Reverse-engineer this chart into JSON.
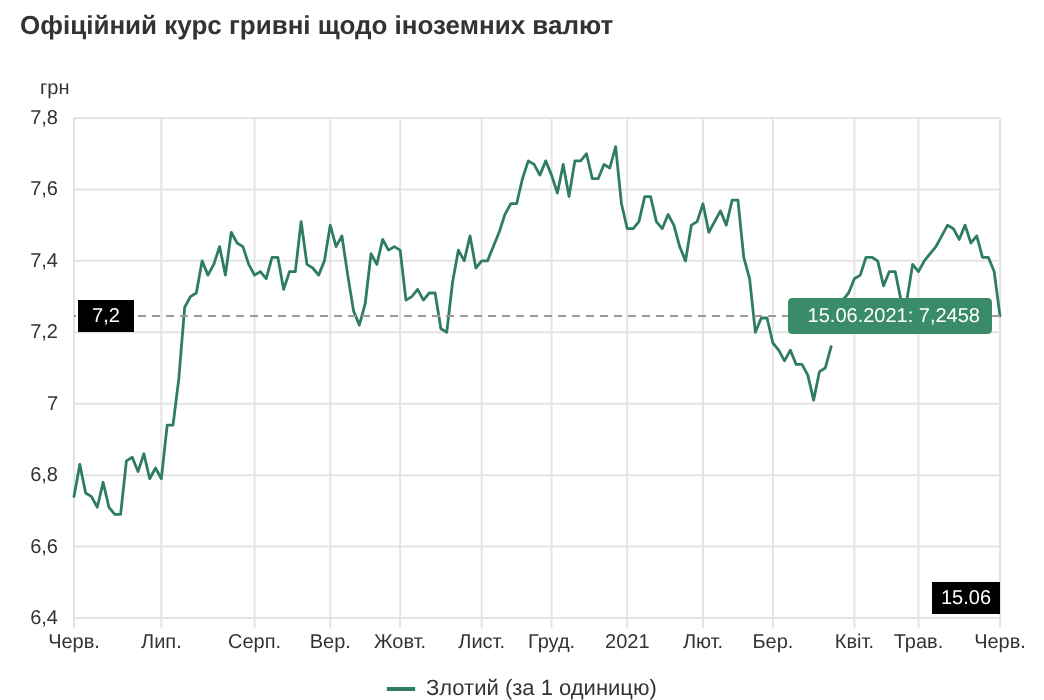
{
  "chart_data": {
    "type": "line",
    "title": "Офіційний курс гривні щодо іноземних валют",
    "ylabel": "грн",
    "categories": [
      "Черв.",
      null,
      null,
      null,
      null,
      null,
      null,
      null,
      null,
      null,
      null,
      null,
      null,
      null,
      null,
      "Лип.",
      null,
      null,
      null,
      null,
      null,
      null,
      null,
      null,
      null,
      null,
      null,
      null,
      null,
      null,
      null,
      "Серп.",
      null,
      null,
      null,
      null,
      null,
      null,
      null,
      null,
      null,
      null,
      null,
      null,
      "Вер.",
      null,
      null,
      null,
      null,
      null,
      null,
      null,
      null,
      null,
      null,
      null,
      "Жовт.",
      null,
      null,
      null,
      null,
      null,
      null,
      null,
      null,
      null,
      null,
      null,
      null,
      null,
      "Лист.",
      null,
      null,
      null,
      null,
      null,
      null,
      null,
      null,
      null,
      null,
      null,
      "Груд.",
      null,
      null,
      null,
      null,
      null,
      null,
      null,
      null,
      null,
      null,
      null,
      null,
      "2021",
      null,
      null,
      null,
      null,
      null,
      null,
      null,
      null,
      null,
      null,
      null,
      null,
      "Лют.",
      null,
      null,
      null,
      null,
      null,
      null,
      null,
      null,
      null,
      null,
      null,
      "Бер.",
      null,
      null,
      null,
      null,
      null,
      null,
      null,
      null,
      null,
      null,
      null,
      null,
      null,
      "Квіт.",
      null,
      null,
      null,
      null,
      null,
      null,
      null,
      null,
      null,
      null,
      "Трав.",
      null,
      null,
      null,
      null,
      null,
      null,
      null,
      null,
      null,
      null,
      null,
      null,
      null,
      "Черв."
    ],
    "series": [
      {
        "name": "Злотий (за 1 одиницю)",
        "color": "#2e7d5f",
        "values": [
          6.74,
          6.83,
          6.75,
          6.74,
          6.71,
          6.78,
          6.71,
          6.69,
          6.69,
          6.84,
          6.85,
          6.81,
          6.86,
          6.79,
          6.82,
          6.79,
          6.94,
          6.94,
          7.07,
          7.27,
          7.3,
          7.31,
          7.4,
          7.36,
          7.39,
          7.44,
          7.36,
          7.48,
          7.45,
          7.44,
          7.39,
          7.36,
          7.37,
          7.35,
          7.41,
          7.41,
          7.32,
          7.37,
          7.37,
          7.51,
          7.39,
          7.38,
          7.36,
          7.4,
          7.5,
          7.44,
          7.47,
          7.36,
          7.26,
          7.22,
          7.28,
          7.42,
          7.39,
          7.46,
          7.43,
          7.44,
          7.43,
          7.29,
          7.3,
          7.32,
          7.29,
          7.31,
          7.31,
          7.21,
          7.2,
          7.34,
          7.43,
          7.4,
          7.47,
          7.38,
          7.4,
          7.4,
          7.44,
          7.48,
          7.53,
          7.56,
          7.56,
          7.63,
          7.68,
          7.67,
          7.64,
          7.68,
          7.64,
          7.59,
          7.67,
          7.58,
          7.68,
          7.68,
          7.7,
          7.63,
          7.63,
          7.67,
          7.66,
          7.72,
          7.56,
          7.49,
          7.49,
          7.51,
          7.58,
          7.58,
          7.51,
          7.49,
          7.53,
          7.5,
          7.44,
          7.4,
          7.5,
          7.51,
          7.56,
          7.48,
          7.51,
          7.54,
          7.5,
          7.57,
          7.57,
          7.41,
          7.35,
          7.2,
          7.24,
          7.24,
          7.17,
          7.15,
          7.12,
          7.15,
          7.11,
          7.11,
          7.08,
          7.01,
          7.09,
          7.1,
          7.16,
          null,
          7.29,
          7.31,
          7.35,
          7.36,
          7.41,
          7.41,
          7.4,
          7.33,
          7.37,
          7.37,
          7.29,
          7.29,
          7.39,
          7.37,
          7.4,
          7.42,
          7.44,
          7.47,
          7.5,
          7.49,
          7.46,
          7.5,
          7.45,
          7.47,
          7.41,
          7.41,
          7.37,
          7.2458
        ]
      }
    ],
    "ylim": [
      6.4,
      7.8
    ],
    "yticks": [
      {
        "value": 6.4,
        "label": "6,4"
      },
      {
        "value": 6.6,
        "label": "6,6"
      },
      {
        "value": 6.8,
        "label": "6,8"
      },
      7,
      {
        "value": 7.2,
        "label": "7,2"
      },
      {
        "value": 7.4,
        "label": "7,4"
      },
      {
        "value": 7.6,
        "label": "7,6"
      },
      {
        "value": 7.8,
        "label": "7,8"
      }
    ],
    "ref_lines": [
      {
        "axis": "y",
        "value": 7.2458,
        "label": "7,2",
        "line_style": "dashed"
      }
    ],
    "annotations": [
      "15.06.2021: 7,2458",
      "15.06"
    ],
    "grid": true,
    "legend": "bottom",
    "marker": "none",
    "line_style": "solid"
  }
}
***
* [WHAT IS REQUIRED]
Copy all of the entries verbatim, leaving out any pictures they contain.

* [RESPONSE FOR THIS EXERCISE]
Reverse-engineer this chart into JSON.
{
  "chart_data": {
    "type": "line",
    "title": "Офіційний курс гривні щодо іноземних валют",
    "ylabel": "грн",
    "categories": [
      "Черв.",
      null,
      null,
      null,
      null,
      null,
      null,
      null,
      null,
      null,
      null,
      null,
      null,
      null,
      null,
      "Лип.",
      null,
      null,
      null,
      null,
      null,
      null,
      null,
      null,
      null,
      null,
      null,
      null,
      null,
      null,
      null,
      "Серп.",
      null,
      null,
      null,
      null,
      null,
      null,
      null,
      null,
      null,
      null,
      null,
      null,
      "Вер.",
      null,
      null,
      null,
      null,
      null,
      null,
      null,
      null,
      null,
      null,
      null,
      "Жовт.",
      null,
      null,
      null,
      null,
      null,
      null,
      null,
      null,
      null,
      null,
      null,
      null,
      null,
      "Лист.",
      null,
      null,
      null,
      null,
      null,
      null,
      null,
      null,
      null,
      null,
      null,
      "Груд.",
      null,
      null,
      null,
      null,
      null,
      null,
      null,
      null,
      null,
      null,
      null,
      null,
      "2021",
      null,
      null,
      null,
      null,
      null,
      null,
      null,
      null,
      null,
      null,
      null,
      null,
      "Лют.",
      null,
      null,
      null,
      null,
      null,
      null,
      null,
      null,
      null,
      null,
      null,
      "Бер.",
      null,
      null,
      null,
      null,
      null,
      null,
      null,
      null,
      null,
      null,
      null,
      null,
      null,
      "Квіт.",
      null,
      null,
      null,
      null,
      null,
      null,
      null,
      null,
      null,
      null,
      "Трав.",
      null,
      null,
      null,
      null,
      null,
      null,
      null,
      null,
      null,
      null,
      null,
      null,
      null,
      "Черв."
    ],
    "series": [
      {
        "name": "Злотий (за 1 одиницю)",
        "color": "#2e7d5f",
        "values": [
          6.74,
          6.83,
          6.75,
          6.74,
          6.71,
          6.78,
          6.71,
          6.69,
          6.69,
          6.84,
          6.85,
          6.81,
          6.86,
          6.79,
          6.82,
          6.79,
          6.94,
          6.94,
          7.07,
          7.27,
          7.3,
          7.31,
          7.4,
          7.36,
          7.39,
          7.44,
          7.36,
          7.48,
          7.45,
          7.44,
          7.39,
          7.36,
          7.37,
          7.35,
          7.41,
          7.41,
          7.32,
          7.37,
          7.37,
          7.51,
          7.39,
          7.38,
          7.36,
          7.4,
          7.5,
          7.44,
          7.47,
          7.36,
          7.26,
          7.22,
          7.28,
          7.42,
          7.39,
          7.46,
          7.43,
          7.44,
          7.43,
          7.29,
          7.3,
          7.32,
          7.29,
          7.31,
          7.31,
          7.21,
          7.2,
          7.34,
          7.43,
          7.4,
          7.47,
          7.38,
          7.4,
          7.4,
          7.44,
          7.48,
          7.53,
          7.56,
          7.56,
          7.63,
          7.68,
          7.67,
          7.64,
          7.68,
          7.64,
          7.59,
          7.67,
          7.58,
          7.68,
          7.68,
          7.7,
          7.63,
          7.63,
          7.67,
          7.66,
          7.72,
          7.56,
          7.49,
          7.49,
          7.51,
          7.58,
          7.58,
          7.51,
          7.49,
          7.53,
          7.5,
          7.44,
          7.4,
          7.5,
          7.51,
          7.56,
          7.48,
          7.51,
          7.54,
          7.5,
          7.57,
          7.57,
          7.41,
          7.35,
          7.2,
          7.24,
          7.24,
          7.17,
          7.15,
          7.12,
          7.15,
          7.11,
          7.11,
          7.08,
          7.01,
          7.09,
          7.1,
          7.16,
          null,
          7.29,
          7.31,
          7.35,
          7.36,
          7.41,
          7.41,
          7.4,
          7.33,
          7.37,
          7.37,
          7.29,
          7.29,
          7.39,
          7.37,
          7.4,
          7.42,
          7.44,
          7.47,
          7.5,
          7.49,
          7.46,
          7.5,
          7.45,
          7.47,
          7.41,
          7.41,
          7.37,
          7.2458
        ]
      }
    ],
    "ylim": [
      6.4,
      7.8
    ],
    "yticks": [
      {
        "value": 6.4,
        "label": "6,4"
      },
      {
        "value": 6.6,
        "label": "6,6"
      },
      {
        "value": 6.8,
        "label": "6,8"
      },
      7,
      {
        "value": 7.2,
        "label": "7,2"
      },
      {
        "value": 7.4,
        "label": "7,4"
      },
      {
        "value": 7.6,
        "label": "7,6"
      },
      {
        "value": 7.8,
        "label": "7,8"
      }
    ],
    "ref_lines": [
      {
        "axis": "y",
        "value": 7.2458,
        "label": "7,2",
        "line_style": "dashed"
      }
    ],
    "annotations": [
      "15.06.2021: 7,2458",
      "15.06"
    ],
    "grid": true,
    "legend": "bottom",
    "marker": "none",
    "line_style": "solid"
  }
}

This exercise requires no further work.